→ **STATED PROBLEM**:
Where a line holds the word "true", copy that line.

→ **TASK INPUT**:
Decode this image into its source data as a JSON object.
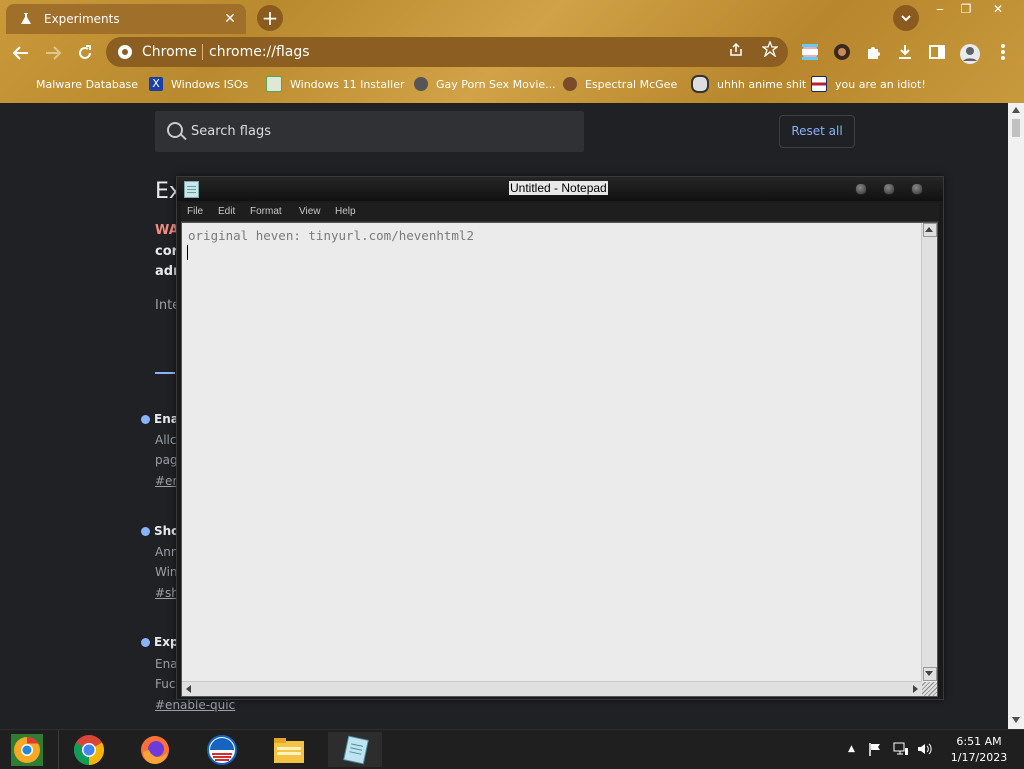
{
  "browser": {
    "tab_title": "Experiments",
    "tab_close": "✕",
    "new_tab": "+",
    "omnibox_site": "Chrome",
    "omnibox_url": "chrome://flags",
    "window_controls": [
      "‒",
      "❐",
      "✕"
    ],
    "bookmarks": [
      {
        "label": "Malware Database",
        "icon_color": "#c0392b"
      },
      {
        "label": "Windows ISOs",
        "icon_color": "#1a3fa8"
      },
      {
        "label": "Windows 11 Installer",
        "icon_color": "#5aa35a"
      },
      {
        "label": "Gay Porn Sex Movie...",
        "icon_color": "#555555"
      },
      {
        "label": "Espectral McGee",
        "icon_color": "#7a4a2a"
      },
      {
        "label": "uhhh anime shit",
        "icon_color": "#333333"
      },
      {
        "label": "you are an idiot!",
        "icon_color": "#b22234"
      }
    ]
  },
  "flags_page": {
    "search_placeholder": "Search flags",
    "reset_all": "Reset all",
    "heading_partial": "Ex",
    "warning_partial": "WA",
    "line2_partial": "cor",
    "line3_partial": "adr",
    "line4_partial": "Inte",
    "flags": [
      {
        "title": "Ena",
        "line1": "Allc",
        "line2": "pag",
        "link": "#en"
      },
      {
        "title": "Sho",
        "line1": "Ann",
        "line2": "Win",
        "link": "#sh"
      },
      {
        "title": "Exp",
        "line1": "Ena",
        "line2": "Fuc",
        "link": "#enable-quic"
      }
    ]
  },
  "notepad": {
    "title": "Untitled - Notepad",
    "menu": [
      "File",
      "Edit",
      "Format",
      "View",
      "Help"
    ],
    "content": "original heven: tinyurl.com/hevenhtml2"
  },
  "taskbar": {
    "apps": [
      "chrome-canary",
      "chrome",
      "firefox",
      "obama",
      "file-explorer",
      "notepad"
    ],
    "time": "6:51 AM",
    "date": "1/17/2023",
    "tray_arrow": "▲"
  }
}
...
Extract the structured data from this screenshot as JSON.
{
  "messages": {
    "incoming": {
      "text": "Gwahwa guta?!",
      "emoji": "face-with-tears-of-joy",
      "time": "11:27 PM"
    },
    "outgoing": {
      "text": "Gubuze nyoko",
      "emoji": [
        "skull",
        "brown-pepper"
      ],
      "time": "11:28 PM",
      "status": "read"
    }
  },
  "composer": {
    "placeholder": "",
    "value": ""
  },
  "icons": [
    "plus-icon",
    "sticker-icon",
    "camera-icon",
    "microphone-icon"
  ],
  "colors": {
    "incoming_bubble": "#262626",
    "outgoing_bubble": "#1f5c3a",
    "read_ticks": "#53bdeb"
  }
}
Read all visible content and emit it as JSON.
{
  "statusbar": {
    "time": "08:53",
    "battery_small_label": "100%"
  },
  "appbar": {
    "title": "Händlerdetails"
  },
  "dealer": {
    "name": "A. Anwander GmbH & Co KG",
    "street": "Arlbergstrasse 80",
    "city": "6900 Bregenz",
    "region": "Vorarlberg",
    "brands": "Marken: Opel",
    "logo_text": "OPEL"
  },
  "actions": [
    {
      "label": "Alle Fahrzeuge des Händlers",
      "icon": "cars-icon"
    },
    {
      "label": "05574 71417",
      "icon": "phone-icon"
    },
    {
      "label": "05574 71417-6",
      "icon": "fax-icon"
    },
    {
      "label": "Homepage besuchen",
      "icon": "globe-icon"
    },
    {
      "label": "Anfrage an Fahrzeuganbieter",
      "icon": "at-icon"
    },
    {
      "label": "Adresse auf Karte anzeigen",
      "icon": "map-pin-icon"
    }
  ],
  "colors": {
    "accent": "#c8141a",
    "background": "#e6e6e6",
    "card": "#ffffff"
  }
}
...
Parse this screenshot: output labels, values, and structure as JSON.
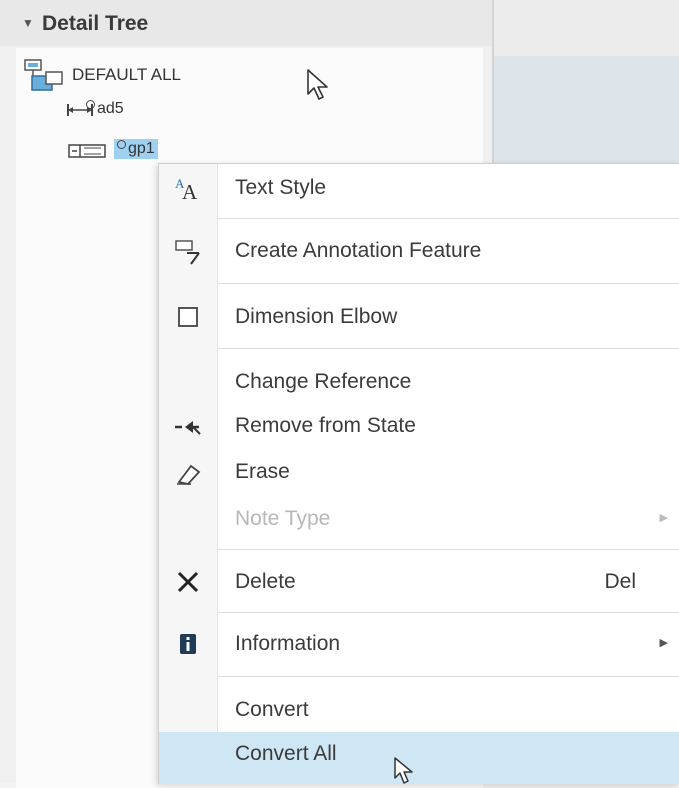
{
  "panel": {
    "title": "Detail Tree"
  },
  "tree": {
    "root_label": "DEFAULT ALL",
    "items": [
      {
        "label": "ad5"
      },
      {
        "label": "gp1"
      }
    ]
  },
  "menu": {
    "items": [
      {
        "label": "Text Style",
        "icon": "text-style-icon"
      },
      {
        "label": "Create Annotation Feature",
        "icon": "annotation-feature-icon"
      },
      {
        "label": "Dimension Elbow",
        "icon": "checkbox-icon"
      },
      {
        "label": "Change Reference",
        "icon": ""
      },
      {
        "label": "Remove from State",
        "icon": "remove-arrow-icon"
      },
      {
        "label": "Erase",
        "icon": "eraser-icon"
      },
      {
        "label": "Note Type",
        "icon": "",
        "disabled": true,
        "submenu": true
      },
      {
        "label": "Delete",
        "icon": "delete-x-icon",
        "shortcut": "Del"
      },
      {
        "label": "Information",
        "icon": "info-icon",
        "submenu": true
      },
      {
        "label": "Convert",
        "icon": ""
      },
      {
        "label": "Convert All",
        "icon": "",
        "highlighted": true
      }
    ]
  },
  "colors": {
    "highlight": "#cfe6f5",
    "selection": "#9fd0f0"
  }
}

→ **OUTPUT OF THE TASK**:
        "disabled": true,
        "submenu": true
        "submenu": true
        "highlighted": true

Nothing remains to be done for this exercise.